Written request 1: List every distinct username that appears in a post header in the iPod forum thread.
Written request 2: Edit the iPod forum thread from "## fightingfat (May 23, 2006)" up to and including "it works fine!", replacing "method" with "approach".

Page extract:
■ ■ ■ ■ ■ ■ ■
I have a better program than i-tunes for the i-pod, it is called anapod, all you have to do is copy and paste the album/song into the ipod folder, you should download it, it is way easier than i-tunes,

Bobby.


----------



## Kacey (May 13, 2006)

I don't own an i-pod (or any other mp3 player) - so if you're retarded for not being able to load it, what does that make me?:idunno:


----------



## Swordlady (May 23, 2006)

<rant>

I HATE ITUNES!  :cuss: I replaced my PC's hard drive last night, which meant I had to reinstall all my software and move about 50 gigs of video files, mp3s, photos, games, etc.  Found out that you CAN'T import Itunes playlists from one PC to another - even if it's the same one with a new hard drive.  I had to buy a third-party software to save the playlists from my Ipod and to save myself from the headache of wiping the Ipod and starting from scratch again.

I should've never sold my Creative Zen Micro...grr...

</rant>


----------



## fightingfat (May 23, 2006)

There's a way of doing that- http://discussions.apple.com/message.jspa?messageID=797432#797432

I've used this method a couple of times and it works fine!


----------



## Swordlady (May 23, 2006)

Forget Itunes.  I still managed to hose the playlists in my Ipod, and have to reload it from scratch anyway.    I just realized that I can use RealPlayer to upload music to my Ipod and sync it.  I wish I knew this before wasting $20 on that PodCopy software.


----------



## Aqua4ever (May 24, 2006)

sorry to throw this off topic. and it may seem small. and pointless.
But is it possible not to use 'retarded' as a common-word? I just know a lot of people who's lives are made miserable with the mis-use of the word, and I'd hate for anyone to be offended.
Please don't take offence, I don't mean to be difficult, just point it out
thanks
Aqua


----------



## fightingfat (May 25, 2006)

It's a good point actually!


----------
■ ■ ■ ■ ■ ■ ■
Supplied records:
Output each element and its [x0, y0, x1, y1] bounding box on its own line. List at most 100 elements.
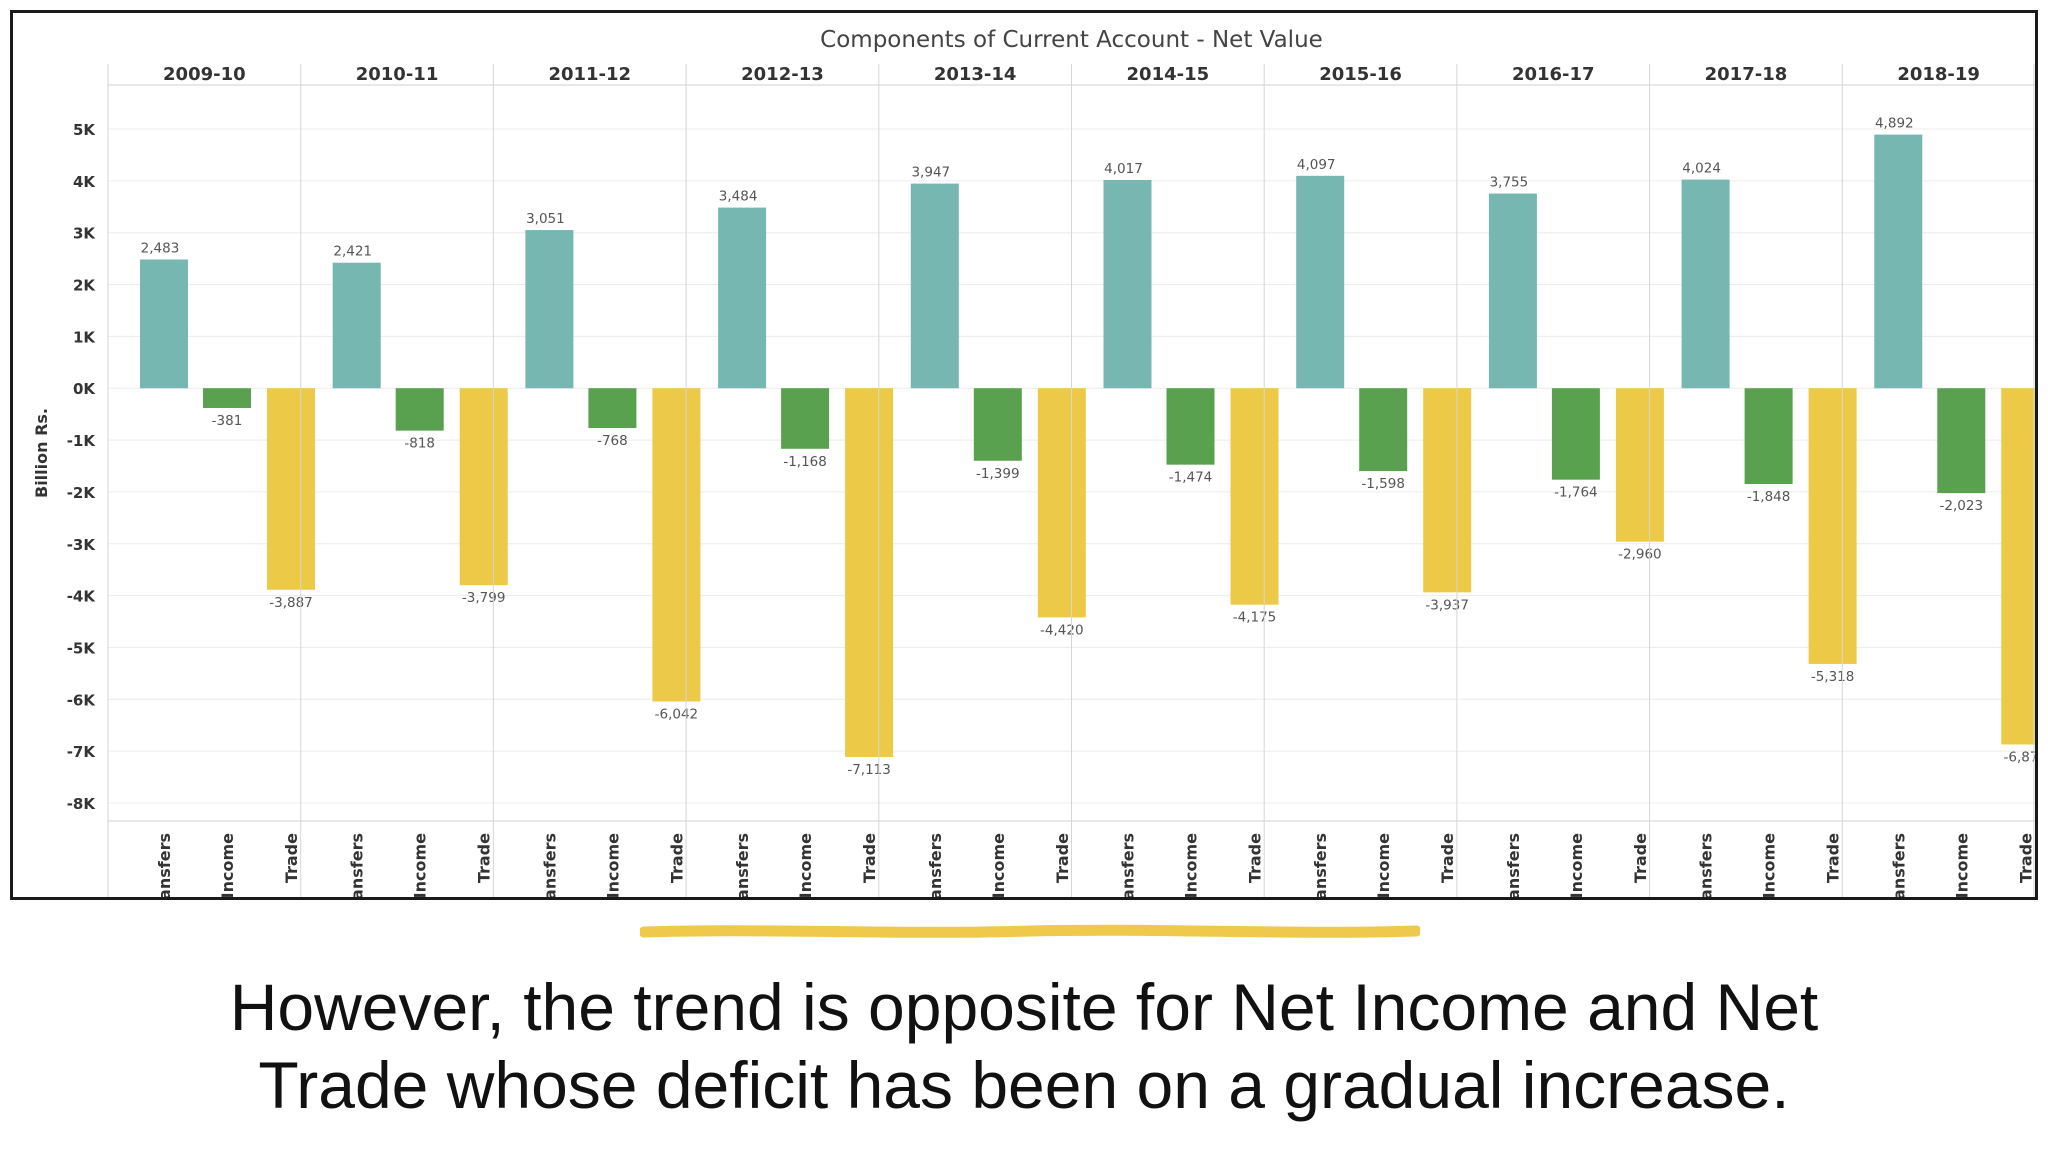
y-tick-label: -1K: [67, 432, 97, 450]
data-label: -381: [212, 413, 243, 429]
bar-trade: [267, 388, 315, 590]
chart-title: Components of Current Account - Net Valu…: [820, 27, 1323, 53]
data-label: -818: [404, 436, 435, 452]
data-label: 3,051: [526, 211, 565, 227]
bar-transfers: [910, 183, 959, 389]
y-tick-label: 0K: [73, 380, 96, 398]
panel-header: 2016-17: [1512, 64, 1595, 85]
bar-trade: [1423, 388, 1472, 593]
bar-trade: [652, 388, 701, 702]
y-axis-label: Billion Rs.: [32, 408, 51, 498]
bar-income: [973, 388, 1022, 461]
bar-trade: [1037, 388, 1086, 618]
y-tick-label: -5K: [67, 639, 97, 657]
data-label: 3,484: [719, 189, 758, 205]
panel-header: 2017-18: [1705, 64, 1788, 85]
data-label: -1,474: [1169, 470, 1213, 486]
bar-income: [588, 388, 637, 429]
caption-line-2: Trade whose deficit has been on a gradua…: [258, 1048, 1790, 1122]
x-tick-label: Income: [1760, 833, 1779, 897]
bar-income: [1744, 388, 1793, 485]
x-tick-label: Transfers: [733, 833, 752, 897]
data-label: -1,399: [976, 466, 1020, 482]
x-tick-label: Trade: [2016, 833, 2035, 883]
caption-line-1: However, the trend is opposite for Net I…: [229, 970, 1819, 1044]
panel-header: 2018-19: [1897, 64, 1980, 85]
x-tick-label: Trade: [1438, 833, 1457, 883]
x-tick-label: Transfers: [540, 833, 559, 897]
x-tick-label: Income: [1567, 833, 1586, 897]
data-label: -2,960: [1618, 547, 1662, 563]
data-label: -4,420: [1040, 622, 1084, 638]
x-tick-label: Trade: [1824, 833, 1843, 883]
bar-trade: [1615, 388, 1664, 542]
x-tick-label: Trade: [1631, 833, 1650, 883]
data-label: -1,764: [1554, 485, 1598, 501]
data-label: -3,887: [269, 595, 313, 611]
bar-trade: [459, 388, 508, 586]
data-label: -4,175: [1233, 610, 1277, 626]
x-tick-label: Income: [1182, 833, 1201, 897]
data-label: -5,318: [1811, 669, 1855, 685]
caption: However, the trend is opposite for Net I…: [0, 968, 2048, 1124]
bar-transfers: [1488, 193, 1537, 389]
x-tick-label: Income: [411, 833, 430, 897]
data-label: -7,113: [847, 762, 891, 778]
chart-frame: Components of Current Account - Net Valu…: [10, 10, 2038, 900]
panel-header: 2014-15: [1127, 64, 1210, 85]
bar-chart: Components of Current Account - Net Valu…: [32, 27, 2035, 897]
data-label: 2,483: [141, 240, 180, 256]
x-tick-label: Trade: [475, 833, 494, 883]
y-tick-label: 4K: [73, 173, 96, 191]
x-tick-label: Transfers: [926, 833, 945, 897]
y-tick-label: 1K: [73, 328, 96, 346]
data-label: -1,848: [1747, 489, 1791, 505]
data-label: 2,421: [333, 244, 372, 260]
x-tick-label: Income: [603, 833, 622, 897]
data-label: -2,023: [1940, 498, 1984, 514]
bar-transfers: [332, 262, 381, 389]
bar-trade: [1230, 388, 1279, 605]
y-tick-label: -8K: [67, 795, 97, 813]
x-tick-label: Transfers: [1889, 833, 1908, 897]
data-label: 4,097: [1297, 157, 1336, 173]
x-tick-label: Income: [1374, 833, 1393, 897]
panel-header: 2015-16: [1319, 64, 1402, 85]
data-label: -6,042: [655, 706, 699, 722]
data-label: 3,755: [1490, 175, 1529, 191]
panel-header: 2013-14: [934, 64, 1017, 85]
data-label: -3,937: [1425, 597, 1469, 613]
y-tick-label: -7K: [67, 743, 97, 761]
bar-transfers: [1681, 179, 1730, 389]
x-tick-label: Income: [796, 833, 815, 897]
x-tick-label: Transfers: [155, 833, 174, 897]
bar-transfers: [525, 230, 574, 389]
bar-income: [1551, 388, 1600, 480]
bar-trade: [845, 388, 894, 758]
panel-header: 2012-13: [741, 64, 824, 85]
data-label: 4,024: [1682, 161, 1721, 177]
data-label: -768: [597, 433, 628, 449]
x-tick-label: Trade: [1053, 833, 1072, 883]
bar-income: [203, 388, 251, 408]
y-tick-label: -2K: [67, 484, 97, 502]
data-label: -6,871: [2004, 749, 2035, 765]
x-tick-label: Trade: [860, 833, 879, 883]
x-tick-label: Income: [218, 833, 237, 897]
x-tick-label: Transfers: [348, 833, 367, 897]
x-tick-label: Trade: [282, 833, 301, 883]
y-tick-label: 2K: [73, 277, 96, 295]
highlight-underline: [640, 924, 1420, 938]
x-tick-label: Transfers: [1697, 833, 1716, 897]
bar-transfers: [1296, 175, 1345, 389]
x-tick-label: Income: [989, 833, 1008, 897]
bar-income: [1359, 388, 1408, 472]
data-label: 3,947: [911, 165, 950, 181]
y-tick-label: 3K: [73, 225, 96, 243]
x-tick-label: Trade: [667, 833, 686, 883]
data-label: -1,598: [1361, 476, 1405, 492]
y-tick-label: -4K: [67, 588, 97, 606]
panel-header: 2009-10: [163, 64, 246, 85]
bar-income: [781, 388, 830, 449]
bar-income: [1937, 388, 1986, 494]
■ ■ ■ ■ ■ ■ ■
Final answer 1: Kacey, Swordlady, fightingfat, Aqua4ever

Final answer 2:
## fightingfat (May 23, 2006)

There's a way of doing that- http://discussions.apple.com/message.jspa?messageID=797432#797432

I've used this approach a couple of times and it works fine!